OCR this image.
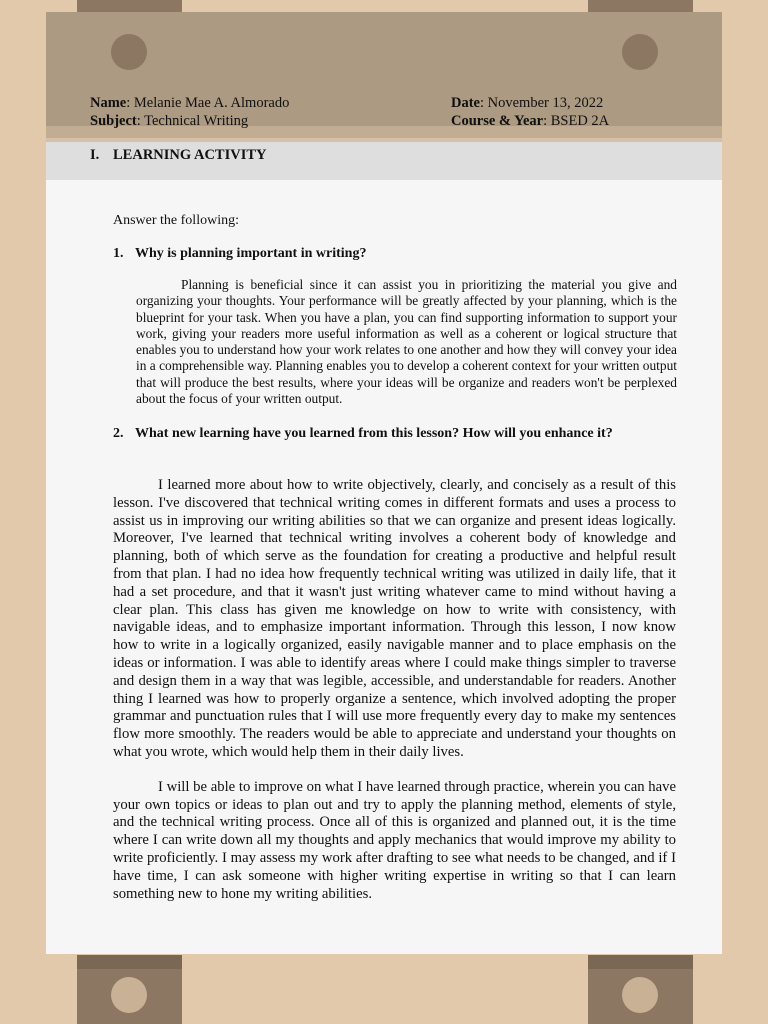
Name: Melanie Mae A. Almorado
Subject: Technical Writing
Date: November 13, 2022
Course & Year: BSED 2A
I. LEARNING ACTIVITY
Answer the following:
1. Why is planning important in writing?
Planning is beneficial since it can assist you in prioritizing the material you give and organizing your thoughts. Your performance will be greatly affected by your planning, which is the blueprint for your task. When you have a plan, you can find supporting information to support your work, giving your readers more useful information as well as a coherent or logical structure that enables you to understand how your work relates to one another and how they will convey your idea in a comprehensible way. Planning enables you to develop a coherent context for your written output that will produce the best results, where your ideas will be organize and readers won't be perplexed about the focus of your written output.
2. What new learning have you learned from this lesson? How will you enhance it?

I learned more about how to write objectively, clearly, and concisely as a result of this lesson. I've discovered that technical writing comes in different formats and uses a process to assist us in improving our writing abilities so that we can organize and present ideas logically. Moreover, I've learned that technical writing involves a coherent body of knowledge and planning, both of which serve as the foundation for creating a productive and helpful result from that plan. I had no idea how frequently technical writing was utilized in daily life, that it had a set procedure, and that it wasn't just writing whatever came to mind without having a clear plan. This class has given me knowledge on how to write with consistency, with navigable ideas, and to emphasize important information. Through this lesson, I now know how to write in a logically organized, easily navigable manner and to place emphasis on the ideas or information. I was able to identify areas where I could make things simpler to traverse and design them in a way that was legible, accessible, and understandable for readers. Another thing I learned was how to properly organize a sentence, which involved adopting the proper grammar and punctuation rules that I will use more frequently every day to make my sentences flow more smoothly. The readers would be able to appreciate and understand your thoughts on what you wrote, which would help them in their daily lives.

I will be able to improve on what I have learned through practice, wherein you can have your own topics or ideas to plan out and try to apply the planning method, elements of style, and the technical writing process. Once all of this is organized and planned out, it is the time where I can write down all my thoughts and apply mechanics that would improve my ability to write proficiently. I may assess my work after drafting to see what needs to be changed, and if I have time, I can ask someone with higher writing expertise in writing so that I can learn something new to hone my writing abilities.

Task: Your task is to set down the records shown above exactly, minus any pictures.

Solution for this task:
OCR this image.
Name: Melanie Mae A. Almorado
Subject: Technical Writing
Date: November 13, 2022
Course & Year: BSED 2A
I. LEARNING ACTIVITY
Answer the following:
1. Why is planning important in writing?
Planning is beneficial since it can assist you in prioritizing the material you give and organizing your thoughts. Your performance will be greatly affected by your planning, which is the blueprint for your task. When you have a plan, you can find supporting information to support your work, giving your readers more useful information as well as a coherent or logical structure that enables you to understand how your work relates to one another and how they will convey your idea in a comprehensible way. Planning enables you to develop a coherent context for your written output that will produce the best results, where your ideas will be organize and readers won't be perplexed about the focus of your written output.
2. What new learning have you learned from this lesson? How will you enhance it?

I learned more about how to write objectively, clearly, and concisely as a result of this lesson. I've discovered that technical writing comes in different formats and uses a process to assist us in improving our writing abilities so that we can organize and present ideas logically. Moreover, I've learned that technical writing involves a coherent body of knowledge and planning, both of which serve as the foundation for creating a productive and helpful result from that plan. I had no idea how frequently technical writing was utilized in daily life, that it had a set procedure, and that it wasn't just writing whatever came to mind without having a clear plan. This class has given me knowledge on how to write with consistency, with navigable ideas, and to emphasize important information. Through this lesson, I now know how to write in a logically organized, easily navigable manner and to place emphasis on the ideas or information. I was able to identify areas where I could make things simpler to traverse and design them in a way that was legible, accessible, and understandable for readers. Another thing I learned was how to properly organize a sentence, which involved adopting the proper grammar and punctuation rules that I will use more frequently every day to make my sentences flow more smoothly. The readers would be able to appreciate and understand your thoughts on what you wrote, which would help them in their daily lives.

I will be able to improve on what I have learned through practice, wherein you can have your own topics or ideas to plan out and try to apply the planning method, elements of style, and the technical writing process. Once all of this is organized and planned out, it is the time where I can write down all my thoughts and apply mechanics that would improve my ability to write proficiently. I may assess my work after drafting to see what needs to be changed, and if I have time, I can ask someone with higher writing expertise in writing so that I can learn something new to hone my writing abilities.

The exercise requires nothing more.